Dataset content:
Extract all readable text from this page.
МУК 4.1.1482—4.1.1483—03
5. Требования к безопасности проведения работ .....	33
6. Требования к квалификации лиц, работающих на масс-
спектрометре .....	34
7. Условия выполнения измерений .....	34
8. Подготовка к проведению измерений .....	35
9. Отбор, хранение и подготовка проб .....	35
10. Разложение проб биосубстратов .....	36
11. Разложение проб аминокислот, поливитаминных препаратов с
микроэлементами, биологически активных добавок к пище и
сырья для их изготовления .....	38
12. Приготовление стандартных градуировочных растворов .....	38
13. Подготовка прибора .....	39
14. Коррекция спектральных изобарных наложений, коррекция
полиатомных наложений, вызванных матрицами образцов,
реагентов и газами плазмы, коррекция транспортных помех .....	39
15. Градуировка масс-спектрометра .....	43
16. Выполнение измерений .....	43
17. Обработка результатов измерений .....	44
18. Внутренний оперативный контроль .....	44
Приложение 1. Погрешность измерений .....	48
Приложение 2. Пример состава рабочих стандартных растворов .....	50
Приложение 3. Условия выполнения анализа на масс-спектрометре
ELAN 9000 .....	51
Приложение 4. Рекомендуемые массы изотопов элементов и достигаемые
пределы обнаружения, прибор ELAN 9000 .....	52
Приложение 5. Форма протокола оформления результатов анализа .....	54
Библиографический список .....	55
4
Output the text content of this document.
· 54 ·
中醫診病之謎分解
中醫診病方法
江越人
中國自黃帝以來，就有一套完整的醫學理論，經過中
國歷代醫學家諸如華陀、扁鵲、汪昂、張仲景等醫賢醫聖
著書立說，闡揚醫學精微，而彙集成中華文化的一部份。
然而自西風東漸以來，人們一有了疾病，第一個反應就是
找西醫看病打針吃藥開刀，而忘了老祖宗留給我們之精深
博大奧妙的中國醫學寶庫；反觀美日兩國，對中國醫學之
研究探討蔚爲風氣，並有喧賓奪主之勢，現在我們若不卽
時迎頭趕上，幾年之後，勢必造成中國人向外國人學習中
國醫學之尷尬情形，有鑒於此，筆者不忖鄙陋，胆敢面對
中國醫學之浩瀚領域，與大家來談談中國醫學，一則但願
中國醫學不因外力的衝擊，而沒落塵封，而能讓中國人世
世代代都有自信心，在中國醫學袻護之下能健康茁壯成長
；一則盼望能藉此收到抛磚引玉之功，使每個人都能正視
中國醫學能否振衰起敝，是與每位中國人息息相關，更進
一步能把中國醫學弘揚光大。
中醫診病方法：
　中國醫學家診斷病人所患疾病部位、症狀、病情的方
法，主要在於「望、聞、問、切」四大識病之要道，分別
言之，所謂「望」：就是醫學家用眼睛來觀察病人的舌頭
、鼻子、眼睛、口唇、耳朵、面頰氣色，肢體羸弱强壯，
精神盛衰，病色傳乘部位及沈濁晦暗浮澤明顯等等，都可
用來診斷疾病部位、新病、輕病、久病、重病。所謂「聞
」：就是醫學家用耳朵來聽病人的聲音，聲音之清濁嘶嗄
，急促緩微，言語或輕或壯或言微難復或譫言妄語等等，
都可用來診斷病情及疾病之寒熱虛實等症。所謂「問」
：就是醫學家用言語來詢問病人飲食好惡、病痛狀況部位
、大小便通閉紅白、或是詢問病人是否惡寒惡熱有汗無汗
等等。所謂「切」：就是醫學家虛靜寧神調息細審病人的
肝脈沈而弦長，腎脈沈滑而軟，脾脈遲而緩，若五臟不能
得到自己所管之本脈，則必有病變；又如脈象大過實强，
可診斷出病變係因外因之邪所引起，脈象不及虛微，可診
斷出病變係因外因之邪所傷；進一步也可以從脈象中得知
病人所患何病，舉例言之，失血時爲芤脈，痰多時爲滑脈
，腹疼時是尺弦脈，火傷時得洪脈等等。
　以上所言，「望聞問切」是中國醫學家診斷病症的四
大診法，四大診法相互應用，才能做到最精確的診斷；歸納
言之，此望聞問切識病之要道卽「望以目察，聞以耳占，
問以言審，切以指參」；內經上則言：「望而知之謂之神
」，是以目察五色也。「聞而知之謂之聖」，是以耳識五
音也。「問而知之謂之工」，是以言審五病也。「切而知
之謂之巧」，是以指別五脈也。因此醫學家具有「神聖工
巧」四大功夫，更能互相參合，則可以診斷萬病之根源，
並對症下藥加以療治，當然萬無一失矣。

Exercise objective:
Identify each line of the material where the word "this" shows up, and copy it.

Expected answer:
Extract all readable text from this page.
Output the text content of this document.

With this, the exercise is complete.